_EXTRACTED DATA:_
*****
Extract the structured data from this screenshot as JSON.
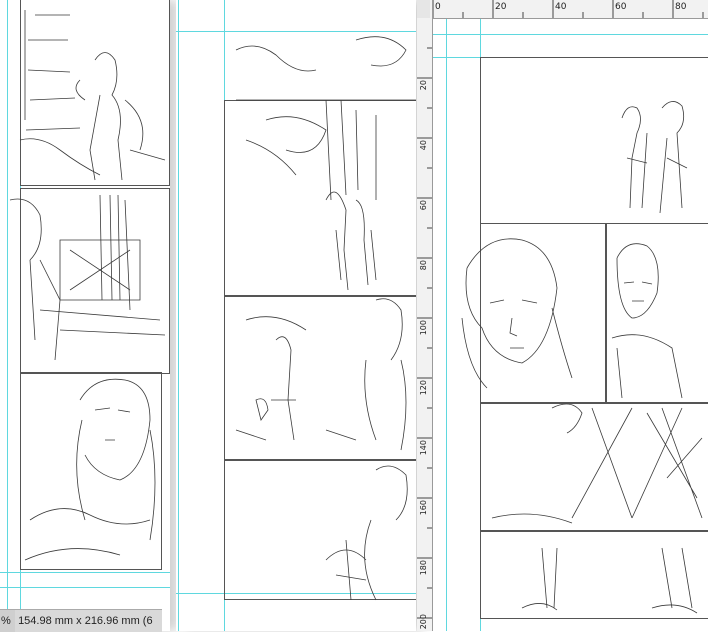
{
  "status_bar": {
    "zoom_suffix": "%",
    "canvas_size": "154.98 mm x 216.96 mm (6"
  },
  "ruler": {
    "top_labels": [
      "0",
      "20",
      "40",
      "60",
      "80"
    ],
    "left_labels": [
      "20",
      "40",
      "60",
      "80",
      "100",
      "120",
      "140",
      "160",
      "180",
      "200"
    ]
  },
  "colors": {
    "guide": "#5fd8df",
    "panel_border": "#555555",
    "sketch_stroke": "#3a3a3a",
    "ruler_bg": "#f2f2f2",
    "status_bg": "#d9d9d9"
  }
}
*****
_EXERCISE DETAILS:_
Transcribe the listing in full and omit the pictures.

_FULL SOLUTION:_
Extract the structured data from this screenshot as JSON.
{
  "status_bar": {
    "zoom_suffix": "%",
    "canvas_size": "154.98 mm x 216.96 mm (6"
  },
  "ruler": {
    "top_labels": [
      "0",
      "20",
      "40",
      "60",
      "80"
    ],
    "left_labels": [
      "20",
      "40",
      "60",
      "80",
      "100",
      "120",
      "140",
      "160",
      "180",
      "200"
    ]
  },
  "colors": {
    "guide": "#5fd8df",
    "panel_border": "#555555",
    "sketch_stroke": "#3a3a3a",
    "ruler_bg": "#f2f2f2",
    "status_bg": "#d9d9d9"
  }
}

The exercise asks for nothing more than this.